* [WHAT YOU SHOULD DO] Copy out the material below, swapping every "Drag handle" for "Reorder handle" and leaving everything else as it is.

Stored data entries
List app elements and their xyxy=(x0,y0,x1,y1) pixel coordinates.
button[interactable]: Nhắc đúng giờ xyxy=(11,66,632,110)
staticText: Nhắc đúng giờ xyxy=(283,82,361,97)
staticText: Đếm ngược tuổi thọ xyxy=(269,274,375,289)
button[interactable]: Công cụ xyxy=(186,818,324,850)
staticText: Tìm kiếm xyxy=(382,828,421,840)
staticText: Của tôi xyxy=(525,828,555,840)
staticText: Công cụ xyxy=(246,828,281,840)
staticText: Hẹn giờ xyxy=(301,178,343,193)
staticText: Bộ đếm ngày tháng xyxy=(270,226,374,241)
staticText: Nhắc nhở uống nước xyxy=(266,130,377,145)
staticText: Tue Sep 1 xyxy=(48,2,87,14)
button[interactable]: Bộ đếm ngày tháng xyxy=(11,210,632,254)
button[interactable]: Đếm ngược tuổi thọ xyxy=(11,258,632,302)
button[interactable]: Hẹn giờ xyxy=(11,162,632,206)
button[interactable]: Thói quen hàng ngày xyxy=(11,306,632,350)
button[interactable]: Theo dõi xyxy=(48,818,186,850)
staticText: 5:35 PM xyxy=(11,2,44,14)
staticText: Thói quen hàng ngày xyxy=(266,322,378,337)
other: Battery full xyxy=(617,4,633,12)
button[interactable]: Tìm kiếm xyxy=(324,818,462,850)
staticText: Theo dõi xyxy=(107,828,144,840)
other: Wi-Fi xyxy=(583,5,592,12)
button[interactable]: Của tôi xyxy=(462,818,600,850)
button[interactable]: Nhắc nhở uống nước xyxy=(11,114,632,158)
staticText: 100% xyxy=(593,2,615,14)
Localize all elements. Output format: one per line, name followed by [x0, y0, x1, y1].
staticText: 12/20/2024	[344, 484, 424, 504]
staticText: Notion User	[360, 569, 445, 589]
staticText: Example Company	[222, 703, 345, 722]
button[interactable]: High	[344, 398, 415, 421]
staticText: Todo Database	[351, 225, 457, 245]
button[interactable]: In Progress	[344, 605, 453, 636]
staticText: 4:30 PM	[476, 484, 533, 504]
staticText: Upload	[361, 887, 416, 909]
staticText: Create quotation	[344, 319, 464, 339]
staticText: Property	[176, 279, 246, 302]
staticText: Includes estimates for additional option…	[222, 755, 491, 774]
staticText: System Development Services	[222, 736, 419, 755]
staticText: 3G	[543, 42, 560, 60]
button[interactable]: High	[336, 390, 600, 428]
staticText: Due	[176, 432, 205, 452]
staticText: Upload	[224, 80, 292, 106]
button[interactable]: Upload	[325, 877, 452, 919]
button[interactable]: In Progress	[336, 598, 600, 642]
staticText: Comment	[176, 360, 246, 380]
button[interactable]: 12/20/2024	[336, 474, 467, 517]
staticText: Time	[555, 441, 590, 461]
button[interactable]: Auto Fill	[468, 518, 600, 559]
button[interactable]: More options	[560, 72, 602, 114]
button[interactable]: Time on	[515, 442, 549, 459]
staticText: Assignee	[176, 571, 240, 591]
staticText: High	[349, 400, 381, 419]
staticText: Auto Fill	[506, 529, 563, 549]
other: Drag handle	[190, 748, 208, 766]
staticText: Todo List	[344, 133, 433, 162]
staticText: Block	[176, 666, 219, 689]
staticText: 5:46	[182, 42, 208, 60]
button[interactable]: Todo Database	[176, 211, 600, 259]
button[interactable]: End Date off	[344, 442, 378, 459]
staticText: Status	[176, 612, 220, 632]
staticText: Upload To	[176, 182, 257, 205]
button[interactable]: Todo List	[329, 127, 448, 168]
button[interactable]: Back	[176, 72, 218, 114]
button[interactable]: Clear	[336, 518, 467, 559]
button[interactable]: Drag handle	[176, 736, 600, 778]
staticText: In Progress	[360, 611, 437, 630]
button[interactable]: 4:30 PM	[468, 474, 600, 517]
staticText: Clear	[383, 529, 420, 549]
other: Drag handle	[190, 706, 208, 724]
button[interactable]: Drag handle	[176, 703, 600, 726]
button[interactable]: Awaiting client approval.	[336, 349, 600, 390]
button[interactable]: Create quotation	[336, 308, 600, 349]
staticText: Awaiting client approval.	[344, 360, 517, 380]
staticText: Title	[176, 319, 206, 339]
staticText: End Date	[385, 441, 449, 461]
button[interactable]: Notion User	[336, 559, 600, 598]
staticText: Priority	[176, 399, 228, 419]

* [SOLUTION TO THIS PROBLEM]
List app elements and their xyxy=(x0,y0,x1,y1) pixel coordinates.
button[interactable]: Nhắc đúng giờ xyxy=(11,66,632,110)
staticText: Nhắc đúng giờ xyxy=(283,82,361,97)
staticText: Đếm ngược tuổi thọ xyxy=(269,274,375,289)
button[interactable]: Công cụ xyxy=(186,818,324,850)
staticText: Tìm kiếm xyxy=(382,828,421,840)
staticText: Của tôi xyxy=(525,828,555,840)
staticText: Công cụ xyxy=(246,828,281,840)
staticText: Hẹn giờ xyxy=(301,178,343,193)
staticText: Bộ đếm ngày tháng xyxy=(270,226,374,241)
staticText: Nhắc nhở uống nước xyxy=(266,130,377,145)
staticText: Tue Sep 1 xyxy=(48,2,87,14)
button[interactable]: Bộ đếm ngày tháng xyxy=(11,210,632,254)
button[interactable]: Đếm ngược tuổi thọ xyxy=(11,258,632,302)
button[interactable]: Hẹn giờ xyxy=(11,162,632,206)
button[interactable]: Thói quen hàng ngày xyxy=(11,306,632,350)
button[interactable]: Theo dõi xyxy=(48,818,186,850)
staticText: 5:35 PM xyxy=(11,2,44,14)
staticText: Thói quen hàng ngày xyxy=(266,322,378,337)
other: Battery full xyxy=(617,4,633,12)
button[interactable]: Tìm kiếm xyxy=(324,818,462,850)
staticText: Theo dõi xyxy=(107,828,144,840)
other: Wi-Fi xyxy=(583,5,592,12)
button[interactable]: Của tôi xyxy=(462,818,600,850)
button[interactable]: Nhắc nhở uống nước xyxy=(11,114,632,158)
staticText: 100% xyxy=(593,2,615,14)
Localize all elements. Output format: one per line, name followed by [x0, y0, x1, y1].
staticText: 12/20/2024	[344, 484, 424, 504]
staticText: Notion User	[360, 569, 445, 589]
staticText: Example Company	[222, 703, 345, 722]
button[interactable]: High	[344, 398, 415, 421]
staticText: Todo Database	[351, 225, 457, 245]
button[interactable]: In Progress	[344, 605, 453, 636]
staticText: 4:30 PM	[476, 484, 533, 504]
staticText: Upload	[361, 887, 416, 909]
staticText: Create quotation	[344, 319, 464, 339]
staticText: Property	[176, 279, 246, 302]
staticText: Includes estimates for additional option…	[222, 755, 491, 774]
staticText: System Development Services	[222, 736, 419, 755]
staticText: 3G	[543, 42, 560, 60]
button[interactable]: High	[336, 390, 600, 428]
staticText: Due	[176, 432, 205, 452]
staticText: Upload	[224, 80, 292, 106]
button[interactable]: Upload	[325, 877, 452, 919]
button[interactable]: In Progress	[336, 598, 600, 642]
staticText: Comment	[176, 360, 246, 380]
button[interactable]: 12/20/2024	[336, 474, 467, 517]
staticText: Time	[555, 441, 590, 461]
button[interactable]: Auto Fill	[468, 518, 600, 559]
button[interactable]: More options	[560, 72, 602, 114]
button[interactable]: Time on	[515, 442, 549, 459]
staticText: Assignee	[176, 571, 240, 591]
staticText: High	[349, 400, 381, 419]
staticText: Auto Fill	[506, 529, 563, 549]
other: Reorder handle	[190, 748, 208, 766]
staticText: Todo List	[344, 133, 433, 162]
staticText: Block	[176, 666, 219, 689]
staticText: 5:46	[182, 42, 208, 60]
button[interactable]: Todo Database	[176, 211, 600, 259]
button[interactable]: End Date off	[344, 442, 378, 459]
staticText: Status	[176, 612, 220, 632]
staticText: Upload To	[176, 182, 257, 205]
button[interactable]: Todo List	[329, 127, 448, 168]
button[interactable]: Back	[176, 72, 218, 114]
button[interactable]: Clear	[336, 518, 467, 559]
button[interactable]: Reorder handle	[176, 736, 600, 778]
staticText: In Progress	[360, 611, 437, 630]
button[interactable]: 4:30 PM	[468, 474, 600, 517]
staticText: Clear	[383, 529, 420, 549]
other: Reorder handle	[190, 706, 208, 724]
button[interactable]: Reorder handle	[176, 703, 600, 726]
button[interactable]: Awaiting client approval.	[336, 349, 600, 390]
button[interactable]: Create quotation	[336, 308, 600, 349]
staticText: Awaiting client approval.	[344, 360, 517, 380]
staticText: Title	[176, 319, 206, 339]
staticText: End Date	[385, 441, 449, 461]
button[interactable]: Notion User	[336, 559, 600, 598]
staticText: Priority	[176, 399, 228, 419]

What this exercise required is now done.